WHAT YOU SHOULD DO:
Output every line below exactly.

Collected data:
• • • •
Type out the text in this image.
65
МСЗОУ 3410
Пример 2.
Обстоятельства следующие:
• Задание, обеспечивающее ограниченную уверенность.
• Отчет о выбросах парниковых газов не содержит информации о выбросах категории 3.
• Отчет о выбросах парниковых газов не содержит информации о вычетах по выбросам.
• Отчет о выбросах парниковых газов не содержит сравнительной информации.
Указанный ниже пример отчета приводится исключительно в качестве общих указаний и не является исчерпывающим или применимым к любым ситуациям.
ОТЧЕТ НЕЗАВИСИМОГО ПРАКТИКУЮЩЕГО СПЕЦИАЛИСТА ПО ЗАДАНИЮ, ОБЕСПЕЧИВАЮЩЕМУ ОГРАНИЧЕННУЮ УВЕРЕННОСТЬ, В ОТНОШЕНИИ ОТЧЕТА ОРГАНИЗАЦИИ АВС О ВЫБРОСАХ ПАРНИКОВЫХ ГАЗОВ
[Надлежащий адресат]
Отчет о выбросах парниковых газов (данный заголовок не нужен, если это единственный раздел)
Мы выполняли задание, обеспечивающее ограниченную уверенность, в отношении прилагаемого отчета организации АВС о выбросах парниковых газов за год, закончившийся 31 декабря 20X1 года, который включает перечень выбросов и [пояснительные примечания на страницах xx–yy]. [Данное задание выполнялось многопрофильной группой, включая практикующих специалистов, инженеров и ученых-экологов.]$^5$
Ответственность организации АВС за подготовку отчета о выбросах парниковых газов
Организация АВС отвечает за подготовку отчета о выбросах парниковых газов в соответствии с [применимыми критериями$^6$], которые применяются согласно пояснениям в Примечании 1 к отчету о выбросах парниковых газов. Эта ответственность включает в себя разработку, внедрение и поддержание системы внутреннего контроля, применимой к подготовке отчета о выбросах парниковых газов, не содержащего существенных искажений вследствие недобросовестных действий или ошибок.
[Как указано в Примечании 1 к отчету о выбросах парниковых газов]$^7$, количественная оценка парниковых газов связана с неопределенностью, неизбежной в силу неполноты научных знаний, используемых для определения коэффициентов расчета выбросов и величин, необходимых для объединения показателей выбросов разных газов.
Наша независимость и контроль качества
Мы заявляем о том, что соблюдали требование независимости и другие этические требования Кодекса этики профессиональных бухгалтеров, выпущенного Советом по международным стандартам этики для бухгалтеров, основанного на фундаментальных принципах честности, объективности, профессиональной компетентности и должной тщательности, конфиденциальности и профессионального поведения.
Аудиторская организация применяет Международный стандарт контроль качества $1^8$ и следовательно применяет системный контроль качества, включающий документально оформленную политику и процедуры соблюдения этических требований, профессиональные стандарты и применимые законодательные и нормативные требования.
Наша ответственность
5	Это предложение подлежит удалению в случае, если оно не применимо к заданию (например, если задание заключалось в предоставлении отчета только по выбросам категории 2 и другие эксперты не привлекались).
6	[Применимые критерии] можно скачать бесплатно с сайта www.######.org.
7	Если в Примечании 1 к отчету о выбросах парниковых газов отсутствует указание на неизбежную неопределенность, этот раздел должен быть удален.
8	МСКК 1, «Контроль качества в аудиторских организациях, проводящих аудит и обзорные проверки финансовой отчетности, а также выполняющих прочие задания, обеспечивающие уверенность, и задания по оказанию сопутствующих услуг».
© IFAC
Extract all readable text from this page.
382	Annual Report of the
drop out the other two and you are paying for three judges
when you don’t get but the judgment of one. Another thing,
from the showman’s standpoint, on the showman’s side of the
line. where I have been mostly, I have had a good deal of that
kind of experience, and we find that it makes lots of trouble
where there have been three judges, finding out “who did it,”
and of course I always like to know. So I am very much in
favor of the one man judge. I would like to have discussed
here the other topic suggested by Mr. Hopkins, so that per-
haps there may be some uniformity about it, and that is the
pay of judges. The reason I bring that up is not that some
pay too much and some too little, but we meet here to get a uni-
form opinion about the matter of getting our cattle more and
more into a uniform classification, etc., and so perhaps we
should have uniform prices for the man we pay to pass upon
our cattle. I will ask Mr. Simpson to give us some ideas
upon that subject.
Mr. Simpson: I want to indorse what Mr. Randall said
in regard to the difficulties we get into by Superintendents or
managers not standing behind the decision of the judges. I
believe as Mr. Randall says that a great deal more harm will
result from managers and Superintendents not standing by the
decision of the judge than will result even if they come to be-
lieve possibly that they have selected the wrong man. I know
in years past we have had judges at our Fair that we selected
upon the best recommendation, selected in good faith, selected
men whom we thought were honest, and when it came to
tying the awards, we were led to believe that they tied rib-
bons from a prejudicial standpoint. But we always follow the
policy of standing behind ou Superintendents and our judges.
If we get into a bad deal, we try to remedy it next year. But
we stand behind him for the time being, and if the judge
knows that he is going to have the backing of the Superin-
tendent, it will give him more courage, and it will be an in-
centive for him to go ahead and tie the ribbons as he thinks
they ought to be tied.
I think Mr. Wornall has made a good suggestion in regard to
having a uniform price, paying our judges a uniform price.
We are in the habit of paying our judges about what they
• • • •
ANSWER FOR THIS EXERCISE:
Type out the text in this image.
65
МСЗОУ 3410
Пример 2.
Обстоятельства следующие:
• Задание, обеспечивающее ограниченную уверенность.
• Отчет о выбросах парниковых газов не содержит информации о выбросах категории 3.
• Отчет о выбросах парниковых газов не содержит информации о вычетах по выбросам.
• Отчет о выбросах парниковых газов не содержит сравнительной информации.
Указанный ниже пример отчета приводится исключительно в качестве общих указаний и не является исчерпывающим или применимым к любым ситуациям.
ОТЧЕТ НЕЗАВИСИМОГО ПРАКТИКУЮЩЕГО СПЕЦИАЛИСТА ПО ЗАДАНИЮ, ОБЕСПЕЧИВАЮЩЕМУ ОГРАНИЧЕННУЮ УВЕРЕННОСТЬ, В ОТНОШЕНИИ ОТЧЕТА ОРГАНИЗАЦИИ АВС О ВЫБРОСАХ ПАРНИКОВЫХ ГАЗОВ
[Надлежащий адресат]
Отчет о выбросах парниковых газов (данный заголовок не нужен, если это единственный раздел)
Мы выполняли задание, обеспечивающее ограниченную уверенность, в отношении прилагаемого отчета организации АВС о выбросах парниковых газов за год, закончившийся 31 декабря 20X1 года, который включает перечень выбросов и [пояснительные примечания на страницах xx–yy]. [Данное задание выполнялось многопрофильной группой, включая практикующих специалистов, инженеров и ученых-экологов.]$^5$
Ответственность организации АВС за подготовку отчета о выбросах парниковых газов
Организация АВС отвечает за подготовку отчета о выбросах парниковых газов в соответствии с [применимыми критериями$^6$], которые применяются согласно пояснениям в Примечании 1 к отчету о выбросах парниковых газов. Эта ответственность включает в себя разработку, внедрение и поддержание системы внутреннего контроля, применимой к подготовке отчета о выбросах парниковых газов, не содержащего существенных искажений вследствие недобросовестных действий или ошибок.
[Как указано в Примечании 1 к отчету о выбросах парниковых газов]$^7$, количественная оценка парниковых газов связана с неопределенностью, неизбежной в силу неполноты научных знаний, используемых для определения коэффициентов расчета выбросов и величин, необходимых для объединения показателей выбросов разных газов.
Наша независимость и контроль качества
Мы заявляем о том, что соблюдали требование независимости и другие этические требования Кодекса этики профессиональных бухгалтеров, выпущенного Советом по международным стандартам этики для бухгалтеров, основанного на фундаментальных принципах честности, объективности, профессиональной компетентности и должной тщательности, конфиденциальности и профессионального поведения.
Аудиторская организация применяет Международный стандарт контроль качества $1^8$ и следовательно применяет системный контроль качества, включающий документально оформленную политику и процедуры соблюдения этических требований, профессиональные стандарты и применимые законодательные и нормативные требования.
Наша ответственность
5	Это предложение подлежит удалению в случае, если оно не применимо к заданию (например, если задание заключалось в предоставлении отчета только по выбросам категории 2 и другие эксперты не привлекались).
6	[Применимые критерии] можно скачать бесплатно с сайта www.######.org.
7	Если в Примечании 1 к отчету о выбросах парниковых газов отсутствует указание на неизбежную неопределенность, этот раздел должен быть удален.
8	МСКК 1, «Контроль качества в аудиторских организациях, проводящих аудит и обзорные проверки финансовой отчетности, а также выполняющих прочие задания, обеспечивающие уверенность, и задания по оказанию сопутствующих услуг».
© IFAC
Extract all readable text from this page.
382	Annual Report of the
drop out the other two and you are paying for three judges
when you don’t get but the judgment of one. Another thing,
from the showman’s standpoint, on the showman’s side of the
line. where I have been mostly, I have had a good deal of that
kind of experience, and we find that it makes lots of trouble
where there have been three judges, finding out “who did it,”
and of course I always like to know. So I am very much in
favor of the one man judge. I would like to have discussed
here the other topic suggested by Mr. Hopkins, so that per-
haps there may be some uniformity about it, and that is the
pay of judges. The reason I bring that up is not that some
pay too much and some too little, but we meet here to get a uni-
form opinion about the matter of getting our cattle more and
more into a uniform classification, etc., and so perhaps we
should have uniform prices for the man we pay to pass upon
our cattle. I will ask Mr. Simpson to give us some ideas
upon that subject.
Mr. Simpson: I want to indorse what Mr. Randall said
in regard to the difficulties we get into by Superintendents or
managers not standing behind the decision of the judges. I
believe as Mr. Randall says that a great deal more harm will
result from managers and Superintendents not standing by the
decision of the judge than will result even if they come to be-
lieve possibly that they have selected the wrong man. I know
in years past we have had judges at our Fair that we selected
upon the best recommendation, selected in good faith, selected
men whom we thought were honest, and when it came to
tying the awards, we were led to believe that they tied rib-
bons from a prejudicial standpoint. But we always follow the
policy of standing behind ou Superintendents and our judges.
If we get into a bad deal, we try to remedy it next year. But
we stand behind him for the time being, and if the judge
knows that he is going to have the backing of the Superin-
tendent, it will give him more courage, and it will be an in-
centive for him to go ahead and tie the ribbons as he thinks
they ought to be tied.
I think Mr. Wornall has made a good suggestion in regard to
having a uniform price, paying our judges a uniform price.
We are in the habit of paying our judges about what they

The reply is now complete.